__Assignment__: In the news report below about journalists jailed for reporting on the MİT operative killed in Libya, which court will hold the trial's first hearing, and on what date?

__Selected passage__:
Expression Interrupted

Journalists and academics bear the brunt of the massive crackdown on freedom of expression in Turkey. Scores of them are currently subject to criminal investigations or behind bars. This website is dedicated to tracking the legal process against them.

Journalists jailed for reporting on MİT operative killed in Libya to appear in court

Journalists jailed for reporting on MİT operative killed in Libya to appear in court

First hearing of seven journalists and one municipal press officer set for 24 June at Istanbul 34th High Criminal Court

 

The trial against seven journalists and one municipal press officer over news coverage and social media posts about a Turkish intelligence operative killed in Libya in February is set to get underway this week at a criminal court in Istanbul.

The first hearing of the trial is set for 24 June at the 34th High Criminal Court of Istanbul.

__Data section__:
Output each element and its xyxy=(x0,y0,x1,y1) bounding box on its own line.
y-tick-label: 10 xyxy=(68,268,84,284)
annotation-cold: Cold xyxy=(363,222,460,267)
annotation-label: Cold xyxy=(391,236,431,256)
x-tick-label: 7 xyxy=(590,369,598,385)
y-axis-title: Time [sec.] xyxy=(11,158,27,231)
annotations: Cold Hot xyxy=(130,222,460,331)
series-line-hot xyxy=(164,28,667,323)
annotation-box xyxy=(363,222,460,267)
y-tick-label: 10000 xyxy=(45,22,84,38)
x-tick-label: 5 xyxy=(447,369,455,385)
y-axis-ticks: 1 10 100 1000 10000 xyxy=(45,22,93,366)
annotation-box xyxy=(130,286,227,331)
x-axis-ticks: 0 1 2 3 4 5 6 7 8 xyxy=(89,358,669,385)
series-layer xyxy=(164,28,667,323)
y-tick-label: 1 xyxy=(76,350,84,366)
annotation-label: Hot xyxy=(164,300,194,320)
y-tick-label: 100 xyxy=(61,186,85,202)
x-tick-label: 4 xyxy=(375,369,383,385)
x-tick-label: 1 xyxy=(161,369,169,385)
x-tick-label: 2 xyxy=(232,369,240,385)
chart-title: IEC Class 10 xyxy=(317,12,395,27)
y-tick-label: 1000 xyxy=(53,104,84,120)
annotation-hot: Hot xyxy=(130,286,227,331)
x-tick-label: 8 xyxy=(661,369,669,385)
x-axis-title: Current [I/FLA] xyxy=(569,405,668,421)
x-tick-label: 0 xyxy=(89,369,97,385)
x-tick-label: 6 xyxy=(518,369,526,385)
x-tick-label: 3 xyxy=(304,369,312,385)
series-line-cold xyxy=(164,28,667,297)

__Solved problem__: The 34th High Criminal Court of Istanbul, on 24 June.